==== TASK INPUTS

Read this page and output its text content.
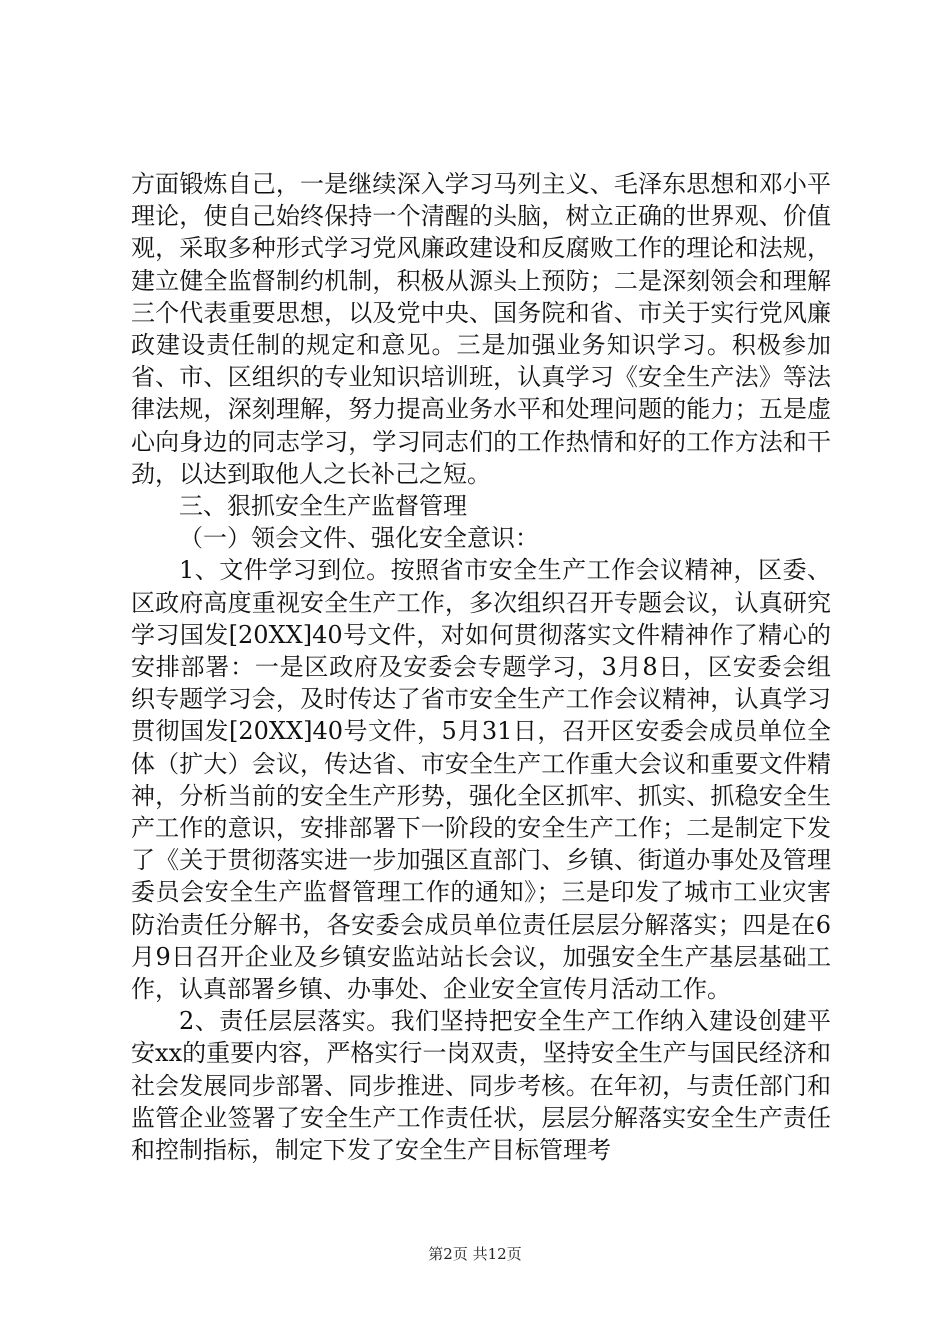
方面锻炼自己，一是继续深入学习马列主义、毛泽东思想和邓小平理论，使自己始终保持一个清醒的头脑，树立正确的世界观、价值观，采取多种形式学习党风廉政建设和反腐败工作的理论和法规，建立健全监督制约机制，积极从源头上预防；二是深刻领会和理解三个代表重要思想，以及党中央、国务院和省、市关于实行党风廉政建设责任制的规定和意见。三是加强业务知识学习。积极参加省、市、区组织的专业知识培训班，认真学习《安全生产法》等法律法规，深刻理解，努力提高业务水平和处理问题的能力；五是虚心向身边的同志学习，学习同志们的工作热情和好的工作方法和干劲，以达到取他人之长补己之短。

三、狠抓安全生产监督管理

（一）领会文件、强化安全意识：

1、文件学习到位。按照省市安全生产工作会议精神，区委、区政府高度重视安全生产工作，多次组织召开专题会议，认真研究学习国发[20XX]40号文件，对如何贯彻落实文件精神作了精心的安排部署：一是区政府及安委会专题学习，3月8日，区安委会组织专题学习会，及时传达了省市安全生产工作会议精神，认真学习贯彻国发[20XX]40号文件，5月31日，召开区安委会成员单位全体（扩大）会议，传达省、市安全生产工作重大会议和重要文件精神，分析当前的安全生产形势，强化全区抓牢、抓实、抓稳安全生产工作的意识，安排部署下一阶段的安全生产工作；二是制定下发了《关于贯彻落实进一步加强区直部门、乡镇、街道办事处及管理委员会安全生产监督管理工作的通知》；三是印发了城市工业灾害防治责任分解书，各安委会成员单位责任层层分解落实；四是在6月9日召开企业及乡镇安监站站长会议，加强安全生产基层基础工作，认真部署乡镇、办事处、企业安全宣传月活动工作。

2、责任层层落实。我们坚持把安全生产工作纳入建设创建平安xx的重要内容，严格实行一岗双责，坚持安全生产与国民经济和社会发展同步部署、同步推进、同步考核。在年初，与责任部门和监管企业签署了安全生产工作责任状，层层分解落实安全生产责任和控制指标，制定下发了安全生产目标管理考

第2页 共12页
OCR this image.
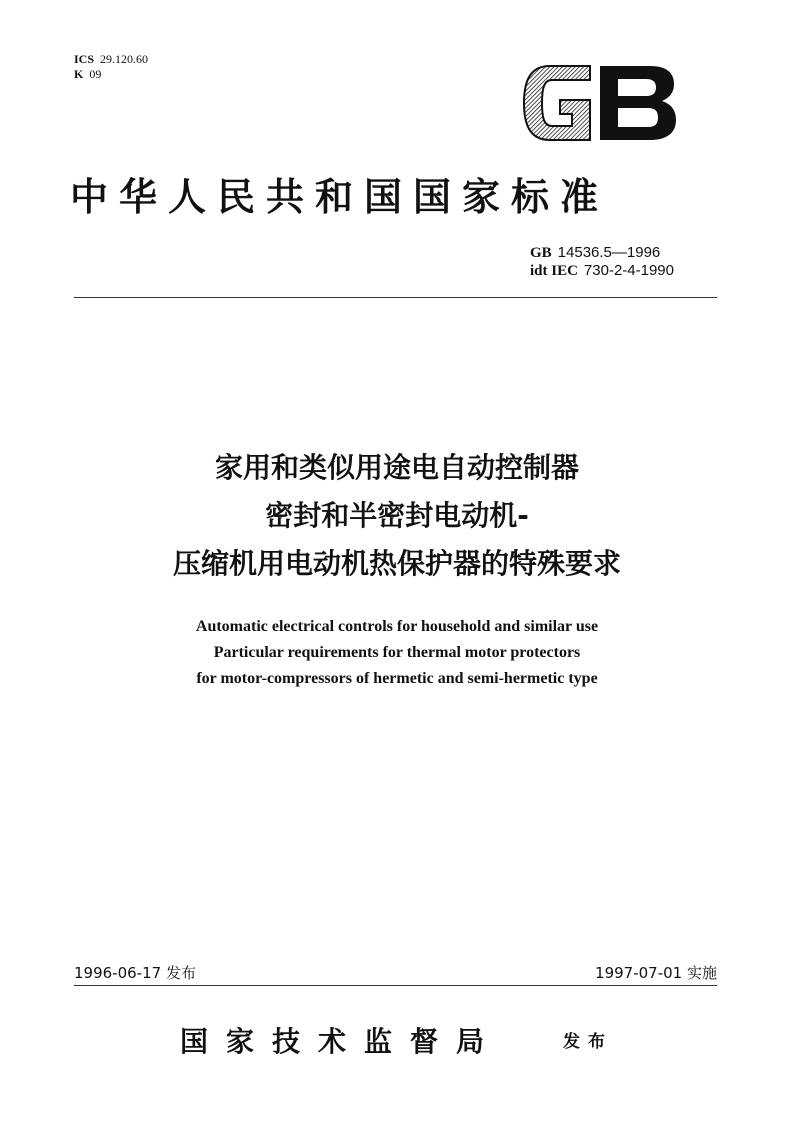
ICS 29.120.60
K 09
中华人民共和国国家标准
GB 14536.5—1996
idt IEC 730-2-4-1990
家用和类似用途电自动控制器
密封和半密封电动机-
压缩机用电动机热保护器的特殊要求
Automatic electrical controls for household and similar use
Particular requirements for thermal motor protectors
for motor-compressors of hermetic and semi-hermetic type
1996-06-17 发布	1997-07-01 实施
国家技术监督局	发布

========

REQUIRED WORK: Quote the data above in full, leaving out the pictures it holds.

EXERCISE OUTPUT:
Read this page and output its text content.
方面锻炼自己，一是继续深入学习马列主义、毛泽东思想和邓小平理论，使自己始终保持一个清醒的头脑，树立正确的世界观、价值观，采取多种形式学习党风廉政建设和反腐败工作的理论和法规，建立健全监督制约机制，积极从源头上预防；二是深刻领会和理解三个代表重要思想，以及党中央、国务院和省、市关于实行党风廉政建设责任制的规定和意见。三是加强业务知识学习。积极参加省、市、区组织的专业知识培训班，认真学习《安全生产法》等法律法规，深刻理解，努力提高业务水平和处理问题的能力；五是虚心向身边的同志学习，学习同志们的工作热情和好的工作方法和干劲，以达到取他人之长补己之短。

三、狠抓安全生产监督管理

（一）领会文件、强化安全意识：

1、文件学习到位。按照省市安全生产工作会议精神，区委、区政府高度重视安全生产工作，多次组织召开专题会议，认真研究学习国发[20XX]40号文件，对如何贯彻落实文件精神作了精心的安排部署：一是区政府及安委会专题学习，3月8日，区安委会组织专题学习会，及时传达了省市安全生产工作会议精神，认真学习贯彻国发[20XX]40号文件，5月31日，召开区安委会成员单位全体（扩大）会议，传达省、市安全生产工作重大会议和重要文件精神，分析当前的安全生产形势，强化全区抓牢、抓实、抓稳安全生产工作的意识，安排部署下一阶段的安全生产工作；二是制定下发了《关于贯彻落实进一步加强区直部门、乡镇、街道办事处及管理委员会安全生产监督管理工作的通知》；三是印发了城市工业灾害防治责任分解书，各安委会成员单位责任层层分解落实；四是在6月9日召开企业及乡镇安监站站长会议，加强安全生产基层基础工作，认真部署乡镇、办事处、企业安全宣传月活动工作。

2、责任层层落实。我们坚持把安全生产工作纳入建设创建平安xx的重要内容，严格实行一岗双责，坚持安全生产与国民经济和社会发展同步部署、同步推进、同步考核。在年初，与责任部门和监管企业签署了安全生产工作责任状，层层分解落实安全生产责任和控制指标，制定下发了安全生产目标管理考

第2页 共12页
OCR this image.
ICS 29.120.60
K 09
中华人民共和国国家标准
GB 14536.5—1996
idt IEC 730-2-4-1990
家用和类似用途电自动控制器
密封和半密封电动机-
压缩机用电动机热保护器的特殊要求
Automatic electrical controls for household and similar use
Particular requirements for thermal motor protectors
for motor-compressors of hermetic and semi-hermetic type
1996-06-17 发布	1997-07-01 实施
国家技术监督局	发布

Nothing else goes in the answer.